**Written exercise**
Go through the material and write it all out exactly, minus the pictures.

**Given data**
########################################

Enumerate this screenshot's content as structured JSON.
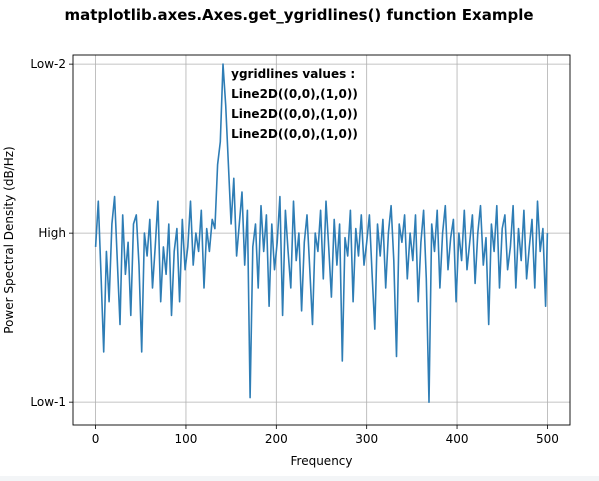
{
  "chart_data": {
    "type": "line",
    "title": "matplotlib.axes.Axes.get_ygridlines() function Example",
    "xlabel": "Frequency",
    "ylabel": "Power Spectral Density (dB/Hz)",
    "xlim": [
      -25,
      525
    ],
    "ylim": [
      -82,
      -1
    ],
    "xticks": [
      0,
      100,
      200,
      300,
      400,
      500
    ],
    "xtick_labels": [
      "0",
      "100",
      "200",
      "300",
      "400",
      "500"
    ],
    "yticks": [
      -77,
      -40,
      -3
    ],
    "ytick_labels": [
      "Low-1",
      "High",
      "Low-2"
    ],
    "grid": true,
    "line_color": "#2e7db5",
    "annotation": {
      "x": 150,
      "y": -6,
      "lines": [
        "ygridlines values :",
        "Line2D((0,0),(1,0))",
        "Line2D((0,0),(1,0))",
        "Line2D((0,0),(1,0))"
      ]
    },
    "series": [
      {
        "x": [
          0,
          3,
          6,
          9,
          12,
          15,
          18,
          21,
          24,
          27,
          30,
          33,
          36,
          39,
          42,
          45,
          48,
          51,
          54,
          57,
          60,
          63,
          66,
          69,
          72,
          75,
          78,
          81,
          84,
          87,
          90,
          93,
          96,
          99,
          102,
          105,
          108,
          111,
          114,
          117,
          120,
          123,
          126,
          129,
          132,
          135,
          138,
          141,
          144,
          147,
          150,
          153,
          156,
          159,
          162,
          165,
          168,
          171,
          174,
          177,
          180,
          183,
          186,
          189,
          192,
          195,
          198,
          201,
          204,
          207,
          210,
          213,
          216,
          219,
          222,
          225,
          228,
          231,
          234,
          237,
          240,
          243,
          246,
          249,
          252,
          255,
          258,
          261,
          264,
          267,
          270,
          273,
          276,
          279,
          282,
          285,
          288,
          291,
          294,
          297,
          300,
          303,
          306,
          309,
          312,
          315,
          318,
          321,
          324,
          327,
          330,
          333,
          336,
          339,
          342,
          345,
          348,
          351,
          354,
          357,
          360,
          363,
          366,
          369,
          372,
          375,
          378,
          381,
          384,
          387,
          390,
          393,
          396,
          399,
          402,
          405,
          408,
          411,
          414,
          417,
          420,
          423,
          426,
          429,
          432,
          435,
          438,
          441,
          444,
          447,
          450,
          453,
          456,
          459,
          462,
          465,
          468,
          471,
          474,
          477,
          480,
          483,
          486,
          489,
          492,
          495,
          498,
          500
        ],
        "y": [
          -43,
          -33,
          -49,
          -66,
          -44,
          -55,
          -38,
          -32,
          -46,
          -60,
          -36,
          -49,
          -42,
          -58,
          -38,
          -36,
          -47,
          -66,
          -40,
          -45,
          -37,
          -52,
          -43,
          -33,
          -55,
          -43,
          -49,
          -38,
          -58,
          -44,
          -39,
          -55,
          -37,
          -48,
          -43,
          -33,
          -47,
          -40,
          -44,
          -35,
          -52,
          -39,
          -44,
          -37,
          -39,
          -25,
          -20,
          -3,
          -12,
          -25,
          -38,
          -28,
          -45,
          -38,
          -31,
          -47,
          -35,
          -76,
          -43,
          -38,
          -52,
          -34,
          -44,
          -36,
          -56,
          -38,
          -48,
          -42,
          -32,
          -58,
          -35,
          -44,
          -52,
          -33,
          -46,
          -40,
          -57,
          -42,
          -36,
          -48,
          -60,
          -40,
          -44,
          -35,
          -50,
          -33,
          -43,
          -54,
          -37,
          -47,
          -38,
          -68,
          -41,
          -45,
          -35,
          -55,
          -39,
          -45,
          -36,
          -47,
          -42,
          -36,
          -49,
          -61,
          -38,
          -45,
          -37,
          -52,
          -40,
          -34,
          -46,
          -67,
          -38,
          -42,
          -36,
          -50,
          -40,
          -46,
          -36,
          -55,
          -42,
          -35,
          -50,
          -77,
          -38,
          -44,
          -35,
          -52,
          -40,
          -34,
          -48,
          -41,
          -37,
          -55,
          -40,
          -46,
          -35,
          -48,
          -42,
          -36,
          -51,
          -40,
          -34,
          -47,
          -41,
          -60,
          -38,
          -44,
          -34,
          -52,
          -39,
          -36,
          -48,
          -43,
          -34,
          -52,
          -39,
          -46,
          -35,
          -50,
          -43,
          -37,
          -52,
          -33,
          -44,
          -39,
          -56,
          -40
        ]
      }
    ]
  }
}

########################################

**Correct output**
Enumerate this screenshot's content as structured JSON.
{
  "chart_data": {
    "type": "line",
    "title": "matplotlib.axes.Axes.get_ygridlines() function Example",
    "xlabel": "Frequency",
    "ylabel": "Power Spectral Density (dB/Hz)",
    "xlim": [
      -25,
      525
    ],
    "ylim": [
      -82,
      -1
    ],
    "xticks": [
      0,
      100,
      200,
      300,
      400,
      500
    ],
    "xtick_labels": [
      "0",
      "100",
      "200",
      "300",
      "400",
      "500"
    ],
    "yticks": [
      -77,
      -40,
      -3
    ],
    "ytick_labels": [
      "Low-1",
      "High",
      "Low-2"
    ],
    "grid": true,
    "line_color": "#2e7db5",
    "annotation": {
      "x": 150,
      "y": -6,
      "lines": [
        "ygridlines values :",
        "Line2D((0,0),(1,0))",
        "Line2D((0,0),(1,0))",
        "Line2D((0,0),(1,0))"
      ]
    },
    "series": [
      {
        "x": [
          0,
          3,
          6,
          9,
          12,
          15,
          18,
          21,
          24,
          27,
          30,
          33,
          36,
          39,
          42,
          45,
          48,
          51,
          54,
          57,
          60,
          63,
          66,
          69,
          72,
          75,
          78,
          81,
          84,
          87,
          90,
          93,
          96,
          99,
          102,
          105,
          108,
          111,
          114,
          117,
          120,
          123,
          126,
          129,
          132,
          135,
          138,
          141,
          144,
          147,
          150,
          153,
          156,
          159,
          162,
          165,
          168,
          171,
          174,
          177,
          180,
          183,
          186,
          189,
          192,
          195,
          198,
          201,
          204,
          207,
          210,
          213,
          216,
          219,
          222,
          225,
          228,
          231,
          234,
          237,
          240,
          243,
          246,
          249,
          252,
          255,
          258,
          261,
          264,
          267,
          270,
          273,
          276,
          279,
          282,
          285,
          288,
          291,
          294,
          297,
          300,
          303,
          306,
          309,
          312,
          315,
          318,
          321,
          324,
          327,
          330,
          333,
          336,
          339,
          342,
          345,
          348,
          351,
          354,
          357,
          360,
          363,
          366,
          369,
          372,
          375,
          378,
          381,
          384,
          387,
          390,
          393,
          396,
          399,
          402,
          405,
          408,
          411,
          414,
          417,
          420,
          423,
          426,
          429,
          432,
          435,
          438,
          441,
          444,
          447,
          450,
          453,
          456,
          459,
          462,
          465,
          468,
          471,
          474,
          477,
          480,
          483,
          486,
          489,
          492,
          495,
          498,
          500
        ],
        "y": [
          -43,
          -33,
          -49,
          -66,
          -44,
          -55,
          -38,
          -32,
          -46,
          -60,
          -36,
          -49,
          -42,
          -58,
          -38,
          -36,
          -47,
          -66,
          -40,
          -45,
          -37,
          -52,
          -43,
          -33,
          -55,
          -43,
          -49,
          -38,
          -58,
          -44,
          -39,
          -55,
          -37,
          -48,
          -43,
          -33,
          -47,
          -40,
          -44,
          -35,
          -52,
          -39,
          -44,
          -37,
          -39,
          -25,
          -20,
          -3,
          -12,
          -25,
          -38,
          -28,
          -45,
          -38,
          -31,
          -47,
          -35,
          -76,
          -43,
          -38,
          -52,
          -34,
          -44,
          -36,
          -56,
          -38,
          -48,
          -42,
          -32,
          -58,
          -35,
          -44,
          -52,
          -33,
          -46,
          -40,
          -57,
          -42,
          -36,
          -48,
          -60,
          -40,
          -44,
          -35,
          -50,
          -33,
          -43,
          -54,
          -37,
          -47,
          -38,
          -68,
          -41,
          -45,
          -35,
          -55,
          -39,
          -45,
          -36,
          -47,
          -42,
          -36,
          -49,
          -61,
          -38,
          -45,
          -37,
          -52,
          -40,
          -34,
          -46,
          -67,
          -38,
          -42,
          -36,
          -50,
          -40,
          -46,
          -36,
          -55,
          -42,
          -35,
          -50,
          -77,
          -38,
          -44,
          -35,
          -52,
          -40,
          -34,
          -48,
          -41,
          -37,
          -55,
          -40,
          -46,
          -35,
          -48,
          -42,
          -36,
          -51,
          -40,
          -34,
          -47,
          -41,
          -60,
          -38,
          -44,
          -34,
          -52,
          -39,
          -36,
          -48,
          -43,
          -34,
          -52,
          -39,
          -46,
          -35,
          -50,
          -43,
          -37,
          -52,
          -33,
          -44,
          -39,
          -56,
          -40
        ]
      }
    ]
  }
}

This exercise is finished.